Folha de São Paulo
Concessões a caminhoneiros trazem de volta antigos e nocivos remendos setoriais
O movimento dos caminhoneiros paralisou o país e expôs com toda a crueza as muitas fragilidades que nos assombram há anos, como a ausência de lideranças capazes de enfrentar um problema de dimensões nacionais, a crise fiscal que não deixa margem de manobra para a gestão pública e a estrutura tributária complexa e disfuncional, entre tantas mazelas.
Bastaram alguns dias de caminhões parados à beira das estradas para que a reação improvisada e descoordenada do governo às manifestações contrariasse a direção proposta há menos de dois anos para colocar a economia em ordem.
Embora o governo tenha se proposto a preservar a política de preços da Petrobras, a sua direção foi desgastada exatamente quando se esforça para reduzir a enorme dívida da empresa e recompor a capacidade de investimento duramente castigada pelas gestões anteriores.
Não restam dúvidas de que aqui, como no mundo, as oscilações do preço do petróleo chegam aos postos em tempo curto, o que não significa descartar mecanismos que atenuem a volatilidade para garantir um mínimo de previsibilidade a empresários e consumidores.
Mas essa proteção implica algum ônus fiscal, da mesma forma, aliás, que qualquer instrumento de “hedge” acarreta custos financeiros às empresas que buscam proteger-se das flutuações de mercado.
--*--
- [DETALHES DO EXERCÍCIO]: De acordo com o texto sobre as concessões aos caminhoneiros, que política o governo se propôs a preservar? O material provém de outra fonte.

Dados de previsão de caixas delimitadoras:
--*--
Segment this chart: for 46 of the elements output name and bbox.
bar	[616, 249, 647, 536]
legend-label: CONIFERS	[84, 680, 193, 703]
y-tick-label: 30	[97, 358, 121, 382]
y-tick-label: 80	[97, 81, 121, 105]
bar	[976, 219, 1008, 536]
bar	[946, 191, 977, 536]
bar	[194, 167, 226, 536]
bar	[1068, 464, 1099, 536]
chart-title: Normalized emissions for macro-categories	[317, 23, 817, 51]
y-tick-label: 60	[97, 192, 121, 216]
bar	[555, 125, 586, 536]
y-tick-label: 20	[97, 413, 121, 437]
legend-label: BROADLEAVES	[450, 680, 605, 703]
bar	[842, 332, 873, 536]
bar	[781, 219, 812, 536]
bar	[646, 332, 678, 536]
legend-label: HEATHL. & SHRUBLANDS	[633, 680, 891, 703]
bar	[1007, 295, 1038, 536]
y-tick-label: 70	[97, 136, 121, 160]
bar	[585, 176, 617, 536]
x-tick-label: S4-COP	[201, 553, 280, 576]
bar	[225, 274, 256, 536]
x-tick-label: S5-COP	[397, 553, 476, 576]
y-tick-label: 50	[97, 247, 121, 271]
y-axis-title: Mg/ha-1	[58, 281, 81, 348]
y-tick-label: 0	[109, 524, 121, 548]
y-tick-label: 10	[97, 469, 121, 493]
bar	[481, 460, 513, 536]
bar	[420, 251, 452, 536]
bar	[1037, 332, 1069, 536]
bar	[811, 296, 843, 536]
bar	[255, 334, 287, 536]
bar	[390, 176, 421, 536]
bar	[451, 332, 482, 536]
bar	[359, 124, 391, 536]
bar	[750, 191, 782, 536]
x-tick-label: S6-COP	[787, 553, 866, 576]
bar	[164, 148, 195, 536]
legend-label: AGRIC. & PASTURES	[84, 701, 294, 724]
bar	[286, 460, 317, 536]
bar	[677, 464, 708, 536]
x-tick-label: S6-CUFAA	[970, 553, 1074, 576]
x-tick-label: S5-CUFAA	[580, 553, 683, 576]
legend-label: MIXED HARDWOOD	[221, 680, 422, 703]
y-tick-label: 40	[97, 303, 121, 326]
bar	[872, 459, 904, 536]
--*--
- [RESOLUÇÃO DETALHADA]: A política de preços da Petrobras.